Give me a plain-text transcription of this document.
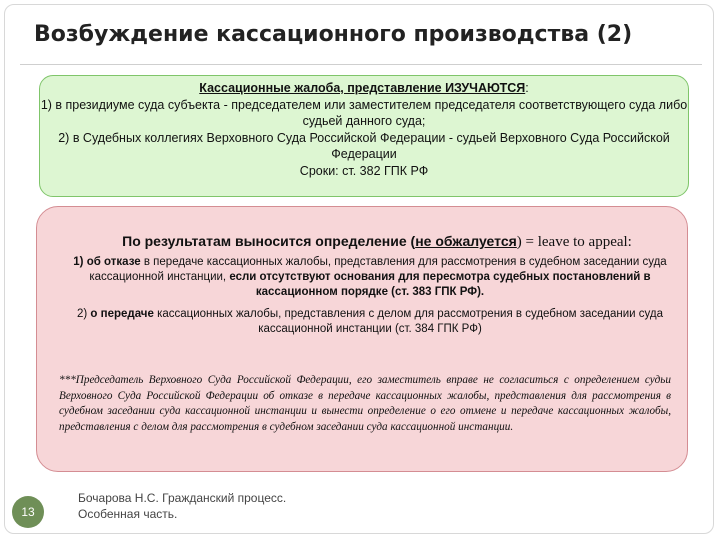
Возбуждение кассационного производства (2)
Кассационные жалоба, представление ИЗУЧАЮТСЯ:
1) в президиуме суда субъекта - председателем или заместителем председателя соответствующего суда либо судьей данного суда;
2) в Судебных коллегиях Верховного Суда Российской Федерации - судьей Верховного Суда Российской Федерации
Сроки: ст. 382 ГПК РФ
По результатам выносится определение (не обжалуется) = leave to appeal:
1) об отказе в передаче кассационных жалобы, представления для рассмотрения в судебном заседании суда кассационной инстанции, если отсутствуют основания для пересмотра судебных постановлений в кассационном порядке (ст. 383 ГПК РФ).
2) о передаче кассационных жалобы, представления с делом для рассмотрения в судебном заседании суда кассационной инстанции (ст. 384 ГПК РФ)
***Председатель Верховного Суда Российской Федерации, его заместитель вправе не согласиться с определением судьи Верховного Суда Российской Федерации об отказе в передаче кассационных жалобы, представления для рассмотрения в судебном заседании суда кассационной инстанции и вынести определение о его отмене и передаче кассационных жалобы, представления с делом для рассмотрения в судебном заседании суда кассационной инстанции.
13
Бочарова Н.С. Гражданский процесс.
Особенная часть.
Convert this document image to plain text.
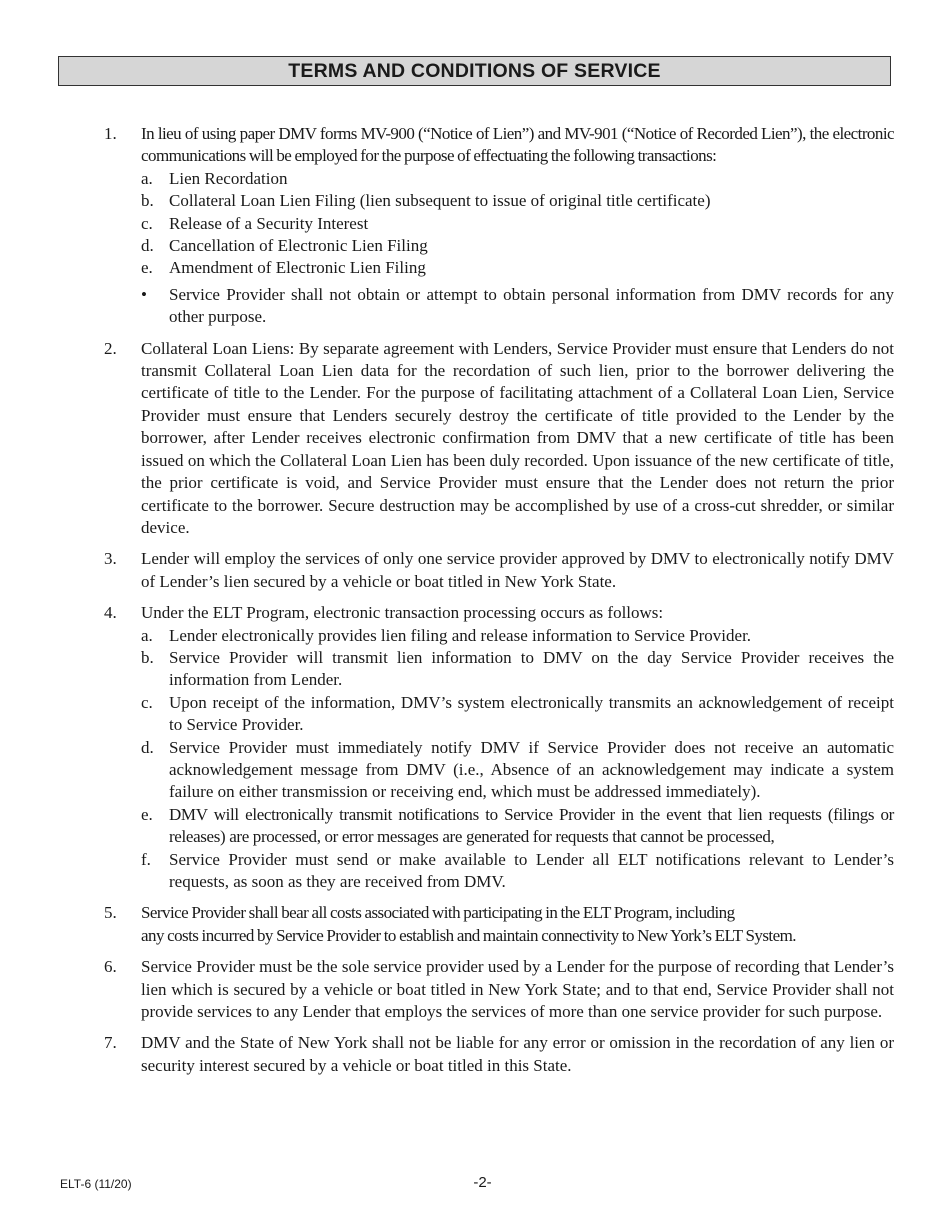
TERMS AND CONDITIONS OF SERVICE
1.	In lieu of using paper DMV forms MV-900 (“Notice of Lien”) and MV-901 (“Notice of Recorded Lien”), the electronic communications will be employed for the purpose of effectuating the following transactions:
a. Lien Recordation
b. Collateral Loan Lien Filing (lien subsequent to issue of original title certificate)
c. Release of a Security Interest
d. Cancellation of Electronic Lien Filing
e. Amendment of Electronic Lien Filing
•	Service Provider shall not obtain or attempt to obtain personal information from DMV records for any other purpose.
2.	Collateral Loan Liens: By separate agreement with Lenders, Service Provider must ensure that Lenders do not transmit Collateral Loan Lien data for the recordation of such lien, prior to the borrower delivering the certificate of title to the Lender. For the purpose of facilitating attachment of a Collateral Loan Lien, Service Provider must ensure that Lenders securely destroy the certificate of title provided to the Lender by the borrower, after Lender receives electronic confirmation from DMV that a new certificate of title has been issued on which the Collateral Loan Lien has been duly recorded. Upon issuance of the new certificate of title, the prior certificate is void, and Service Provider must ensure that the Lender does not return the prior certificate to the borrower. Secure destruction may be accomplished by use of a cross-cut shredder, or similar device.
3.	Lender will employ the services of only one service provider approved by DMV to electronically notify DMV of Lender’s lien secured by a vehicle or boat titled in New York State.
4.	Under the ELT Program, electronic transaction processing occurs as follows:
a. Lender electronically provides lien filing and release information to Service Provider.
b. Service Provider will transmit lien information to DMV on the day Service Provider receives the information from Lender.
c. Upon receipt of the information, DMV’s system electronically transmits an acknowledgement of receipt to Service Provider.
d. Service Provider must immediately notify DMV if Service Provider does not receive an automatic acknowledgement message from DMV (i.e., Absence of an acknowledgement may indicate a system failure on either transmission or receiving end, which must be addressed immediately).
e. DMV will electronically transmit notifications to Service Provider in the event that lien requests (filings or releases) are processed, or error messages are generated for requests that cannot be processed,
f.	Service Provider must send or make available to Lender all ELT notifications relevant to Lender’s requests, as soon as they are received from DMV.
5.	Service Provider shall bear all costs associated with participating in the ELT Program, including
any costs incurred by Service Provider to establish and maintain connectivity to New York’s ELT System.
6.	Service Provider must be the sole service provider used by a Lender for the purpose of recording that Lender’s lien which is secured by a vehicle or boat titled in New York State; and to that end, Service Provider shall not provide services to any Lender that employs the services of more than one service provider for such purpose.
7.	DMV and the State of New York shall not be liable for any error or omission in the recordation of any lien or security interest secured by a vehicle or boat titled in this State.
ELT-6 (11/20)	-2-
--------------------
[Goal]:
Extract every line above that contains the word "судьей".

[Solution for this exercise]:
1) в президиуме суда субъекта - председателем или заместителем председателя соответствующего суда либо судьей данного суда;
2) в Судебных коллегиях Верховного Суда Российской Федерации - судьей Верховного Суда Российской Федерации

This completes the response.